▶ TASK REQUIREMENTS:
In the listing below, how many lines contain the word "atlantic"? Please respond with the number only.

** start AVAILABLE DATA **

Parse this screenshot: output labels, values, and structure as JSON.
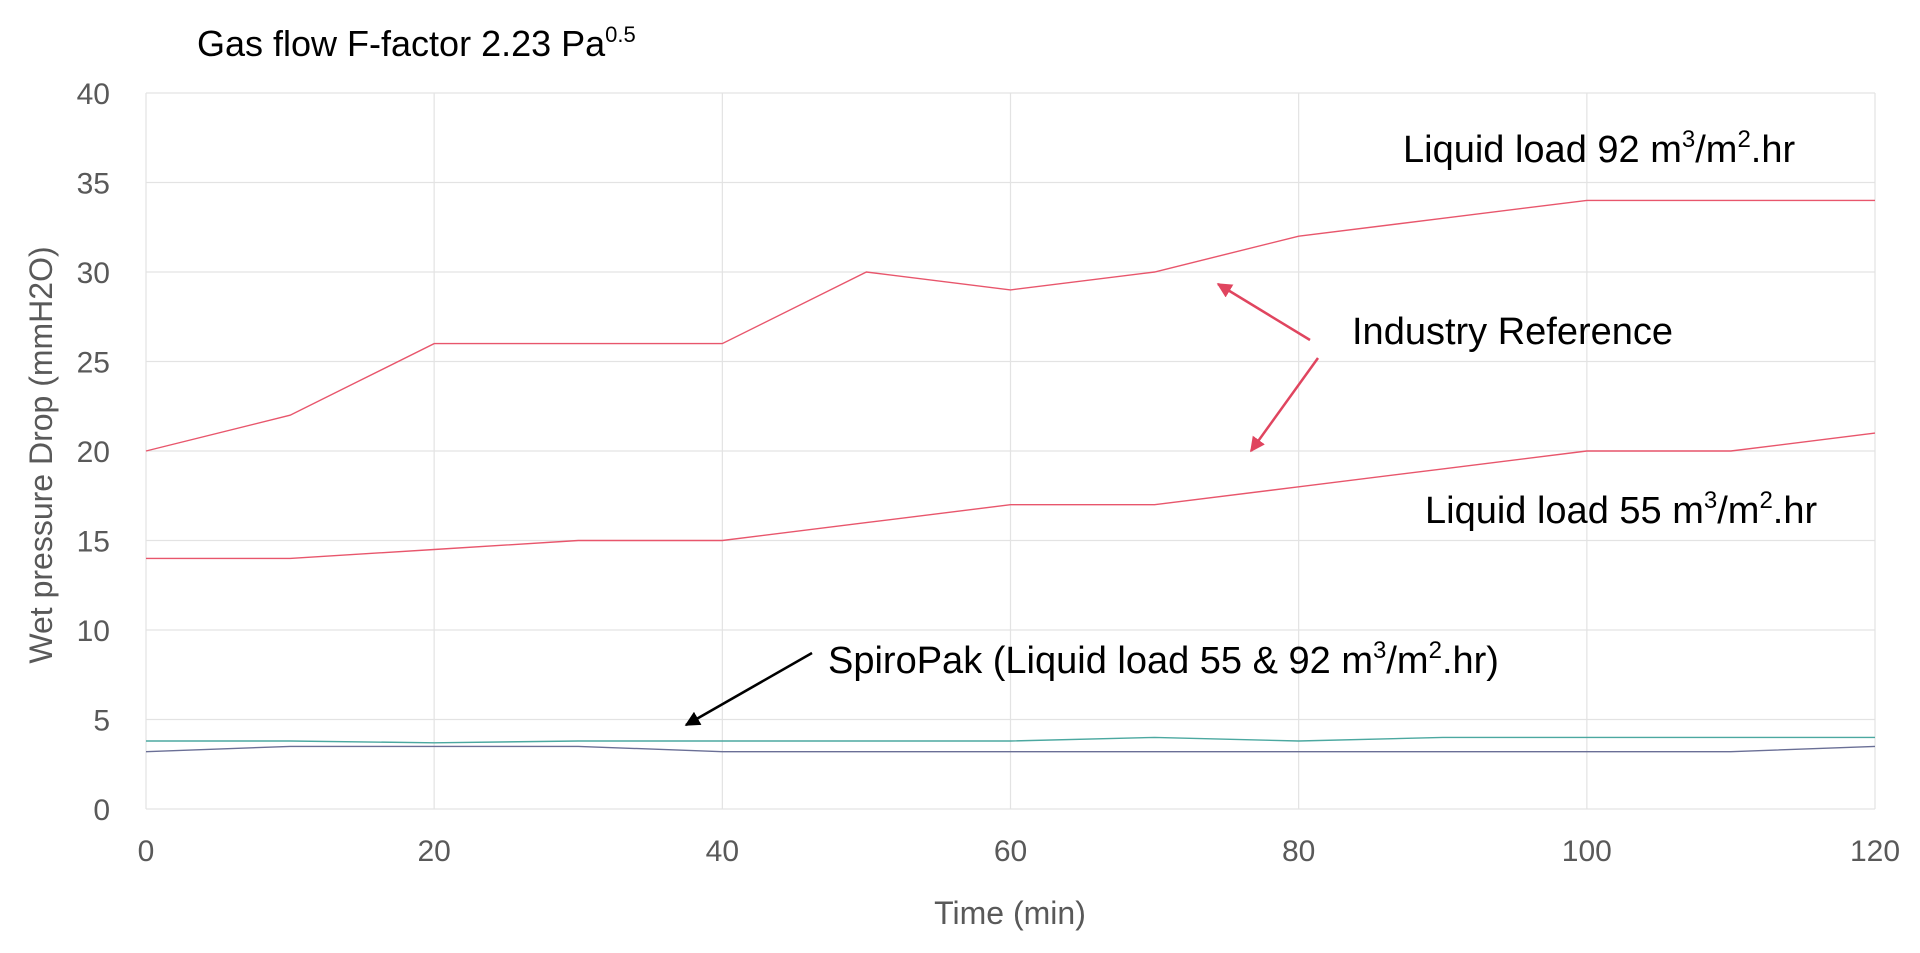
{
  "chart_data": {
    "type": "line",
    "title": "Gas flow F-factor 2.23 Pa",
    "title_sup": "0.5",
    "xlabel": "Time (min)",
    "ylabel": "Wet pressure Drop (mmH2O)",
    "xlim": [
      0,
      120
    ],
    "ylim": [
      0,
      40
    ],
    "x_ticks": [
      "0",
      "20",
      "40",
      "60",
      "80",
      "100",
      "120"
    ],
    "y_ticks": [
      "0",
      "5",
      "10",
      "15",
      "20",
      "25",
      "30",
      "35",
      "40"
    ],
    "grid": true,
    "x": [
      0,
      10,
      20,
      30,
      40,
      50,
      60,
      70,
      80,
      90,
      100,
      110,
      120
    ],
    "series": [
      {
        "values": [
          20,
          22,
          26,
          26,
          26,
          30,
          29,
          30,
          32,
          33,
          34,
          34,
          34
        ],
        "color": "#e8566c"
      },
      {
        "values": [
          14,
          14,
          14.5,
          15,
          15,
          16,
          17,
          17,
          18,
          19,
          20,
          20,
          21
        ],
        "color": "#e8566c"
      },
      {
        "values": [
          3.8,
          3.8,
          3.7,
          3.8,
          3.8,
          3.8,
          3.8,
          4.0,
          3.8,
          4.0,
          4.0,
          4.0,
          4.0
        ],
        "color": "#4ba8a0"
      },
      {
        "values": [
          3.2,
          3.5,
          3.5,
          3.5,
          3.2,
          3.2,
          3.2,
          3.2,
          3.2,
          3.2,
          3.2,
          3.2,
          3.5
        ],
        "color": "#6a6f96"
      }
    ],
    "annotations": {
      "liquid92": {
        "pre": "Liquid load 92 m",
        "sup1": "3",
        "mid": "/m",
        "sup2": "2",
        "post": ".hr"
      },
      "liquid55": {
        "pre": "Liquid load 55 m",
        "sup1": "3",
        "mid": "/m",
        "sup2": "2",
        "post": ".hr"
      },
      "industry": "Industry Reference",
      "spiropak": {
        "pre": "SpiroPak (Liquid load 55 & 92 m",
        "sup1": "3",
        "mid": "/m",
        "sup2": "2",
        "post": ".hr)"
      }
    },
    "arrow_colors": {
      "industry": "#e0455f",
      "spiropak": "#000000"
    }
  }
}
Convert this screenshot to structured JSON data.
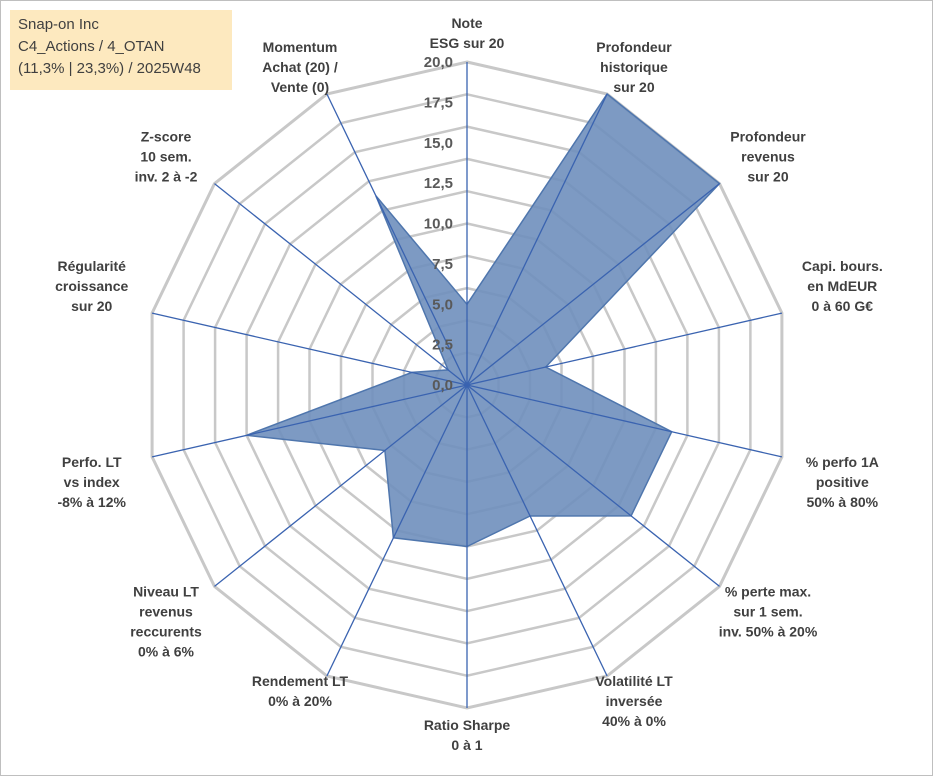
{
  "info": {
    "line1": "Snap-on Inc",
    "line2": "C4_Actions / 4_OTAN",
    "line3": "(11,3% | 23,3%) / 2025W48"
  },
  "colors": {
    "fill": "#6f8fbd",
    "stroke": "#4f76ad",
    "spoke": "#3a63b0",
    "grid": "#c8c8c8"
  },
  "chart_data": {
    "type": "radar",
    "title": "",
    "rmin": 0,
    "rmax": 20,
    "tick_labels": [
      "0,0",
      "2,5",
      "5,0",
      "7,5",
      "10,0",
      "12,5",
      "15,0",
      "17,5",
      "20,0"
    ],
    "grid_levels": 10,
    "axes": [
      [
        "Note",
        "ESG sur 20"
      ],
      [
        "Profondeur",
        "historique",
        "sur 20"
      ],
      [
        "Profondeur",
        "revenus",
        "sur 20"
      ],
      [
        "Capi. bours.",
        "en MdEUR",
        "0 à 60 G€"
      ],
      [
        "% perfo 1A",
        "positive",
        "50% à 80%"
      ],
      [
        "% perte max.",
        "sur 1 sem.",
        "inv. 50% à 20%"
      ],
      [
        "Volatilité LT",
        "inversée",
        "40% à 0%"
      ],
      [
        "Ratio Sharpe",
        "0 à 1"
      ],
      [
        "Rendement LT",
        "0% à 20%"
      ],
      [
        "Niveau LT",
        "revenus",
        "reccurents",
        "0% à 6%"
      ],
      [
        "Perfo. LT",
        "vs index",
        "-8% à 12%"
      ],
      [
        "Régularité",
        "croissance",
        "sur 20"
      ],
      [
        "Z-score",
        "10 sem.",
        "inv. 2 à -2"
      ],
      [
        "Momentum",
        "Achat (20) /",
        "Vente (0)"
      ]
    ],
    "values": [
      5.0,
      20.0,
      20.0,
      5.0,
      13.0,
      13.0,
      9.0,
      10.0,
      10.5,
      6.5,
      14.0,
      3.5,
      1.5,
      13.0
    ]
  }
}
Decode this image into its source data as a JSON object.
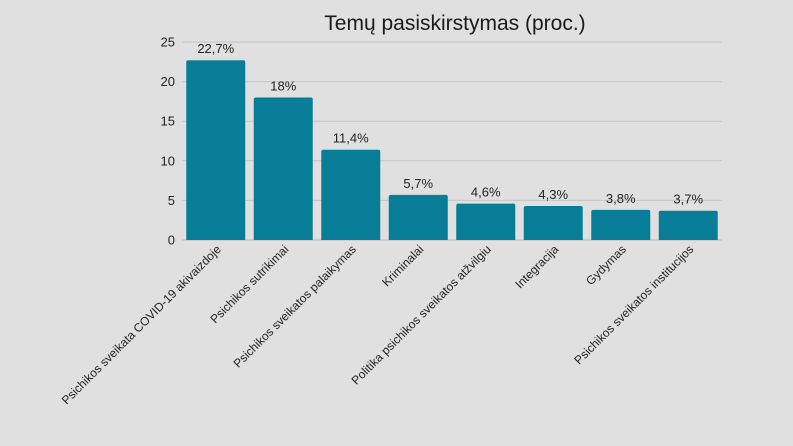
{
  "chart_data": {
    "type": "bar",
    "title": "Temų pasiskirstymas (proc.)",
    "categories": [
      "Psichikos sveikata COVID-19 akivaizdoje",
      "Psichikos sutrikimai",
      "Psichikos sveikatos palaikymas",
      "Kriminalai",
      "Politika psichikos sveikatos atžvilgiu",
      "Integracija",
      "Gydymas",
      "Psichikos sveikatos institucijos"
    ],
    "values": [
      22.7,
      18,
      11.4,
      5.7,
      4.6,
      4.3,
      3.8,
      3.7
    ],
    "data_labels": [
      "22,7%",
      "18%",
      "11,4%",
      "5,7%",
      "4,6%",
      "4,3%",
      "3,8%",
      "3,7%"
    ],
    "yticks": [
      "0",
      "5",
      "10",
      "15",
      "20",
      "25"
    ],
    "ylim": [
      0,
      25
    ],
    "xlabel": "",
    "ylabel": "",
    "grid": true,
    "legend": "none",
    "colors": {
      "bar": "#077d98",
      "background": "#e0e0e0"
    }
  }
}
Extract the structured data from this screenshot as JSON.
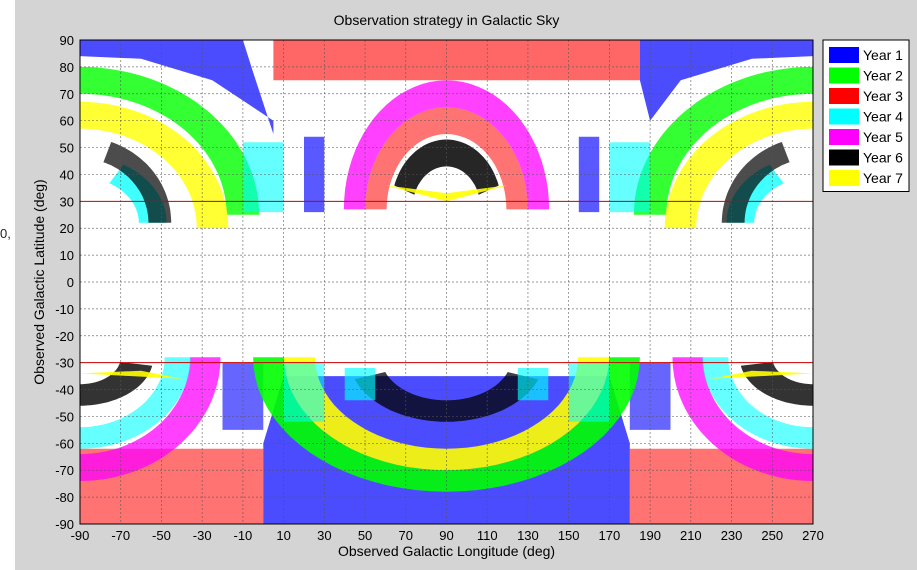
{
  "stray_text": "0,",
  "chart_data": {
    "type": "scatter",
    "title": "Observation strategy in Galactic Sky",
    "xlabel": "Observed Galactic Longitude (deg)",
    "ylabel": "Observed Galactic Latitude (deg)",
    "xlim": [
      -90,
      270
    ],
    "ylim": [
      -90,
      90
    ],
    "xticks": [
      -90,
      -70,
      -50,
      -30,
      -10,
      10,
      30,
      50,
      70,
      90,
      110,
      130,
      150,
      170,
      190,
      210,
      230,
      250,
      270
    ],
    "yticks": [
      90,
      80,
      70,
      60,
      50,
      40,
      30,
      20,
      10,
      0,
      -10,
      -20,
      -30,
      -40,
      -50,
      -60,
      -70,
      -80,
      -90
    ],
    "grid": true,
    "legend_position": "top-right",
    "reference_lines": [
      30,
      -30
    ],
    "series": [
      {
        "name": "Year 1",
        "color": "#0000ff"
      },
      {
        "name": "Year 2",
        "color": "#00ff00"
      },
      {
        "name": "Year 3",
        "color": "#ff0000"
      },
      {
        "name": "Year 4",
        "color": "#00ffff"
      },
      {
        "name": "Year 5",
        "color": "#ff00ff"
      },
      {
        "name": "Year 6",
        "color": "#000000"
      },
      {
        "name": "Year 7",
        "color": "#ffff00"
      }
    ]
  }
}
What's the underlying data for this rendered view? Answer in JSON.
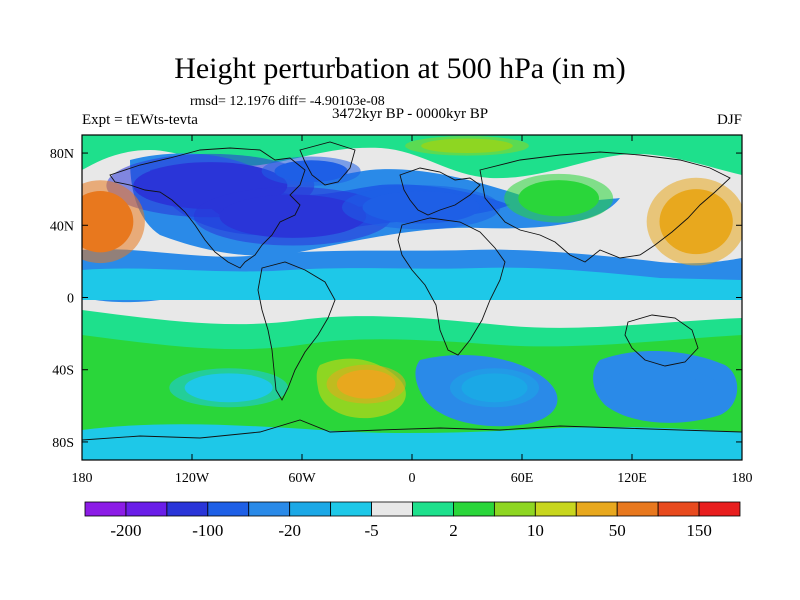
{
  "chart_data": {
    "type": "heatmap",
    "title": "Height perturbation at 500 hPa (in m)",
    "stats_line": "rmsd= 12.1976 diff= -4.90103e-08",
    "left_label": "Expt = tEWts-tevta",
    "center_label": "3472kyr BP - 0000kyr BP",
    "right_label": "DJF",
    "x_ticks": [
      "180",
      "120W",
      "60W",
      "0",
      "60E",
      "120E",
      "180"
    ],
    "y_ticks": [
      "80N",
      "40N",
      "0",
      "40S",
      "80S"
    ],
    "x_tick_values": [
      -180,
      -120,
      -60,
      0,
      60,
      120,
      180
    ],
    "y_tick_values": [
      80,
      40,
      0,
      -40,
      -80
    ],
    "xlim": [
      -180,
      180
    ],
    "ylim": [
      -90,
      90
    ],
    "colorbar_labels": [
      "-200",
      "-100",
      "-20",
      "-5",
      "2",
      "10",
      "50",
      "150"
    ],
    "colorbar_colors": [
      "#8c1ce6",
      "#6a1ee8",
      "#2a35d8",
      "#1e5fe6",
      "#2a8ae8",
      "#1ba8e6",
      "#1ec8e8",
      "#e8e8e8",
      "#1ee08c",
      "#2ad63a",
      "#8ed622",
      "#c8d61e",
      "#e8a81e",
      "#e8781e",
      "#e84a1e",
      "#e81e1e"
    ],
    "field_regions": [
      {
        "name": "arctic-north-america",
        "lon": -110,
        "lat": 62,
        "rx": 42,
        "ry": 13,
        "level": 2
      },
      {
        "name": "north-atlantic-trough",
        "lon": -65,
        "lat": 45,
        "rx": 40,
        "ry": 12,
        "level": 2
      },
      {
        "name": "greenland-trough",
        "lon": -55,
        "lat": 70,
        "rx": 20,
        "ry": 6,
        "level": 3
      },
      {
        "name": "europe-trough",
        "lon": 5,
        "lat": 50,
        "rx": 32,
        "ry": 9,
        "level": 3
      },
      {
        "name": "north-pacific-ridge",
        "lon": -170,
        "lat": 42,
        "rx": 18,
        "ry": 17,
        "level": 13
      },
      {
        "name": "west-pacific-ridge",
        "lon": 155,
        "lat": 42,
        "rx": 20,
        "ry": 18,
        "level": 12
      },
      {
        "name": "arctic-ridge",
        "lon": 30,
        "lat": 84,
        "rx": 25,
        "ry": 4,
        "level": 10
      },
      {
        "name": "siberia-ridge",
        "lon": 80,
        "lat": 55,
        "rx": 22,
        "ry": 10,
        "level": 9
      },
      {
        "name": "south-atlantic-high",
        "lon": -25,
        "lat": -48,
        "rx": 16,
        "ry": 8,
        "level": 12
      },
      {
        "name": "indian-ocean-low",
        "lon": 45,
        "lat": -50,
        "rx": 18,
        "ry": 8,
        "level": 5
      },
      {
        "name": "australia-low",
        "lon": 135,
        "lat": -50,
        "rx": 24,
        "ry": 8,
        "level": 4
      },
      {
        "name": "south-pacific-low",
        "lon": -100,
        "lat": -50,
        "rx": 24,
        "ry": 8,
        "level": 6
      }
    ]
  }
}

** end AVAILABLE DATA **

▶ COMPLETED EXERCISE:
2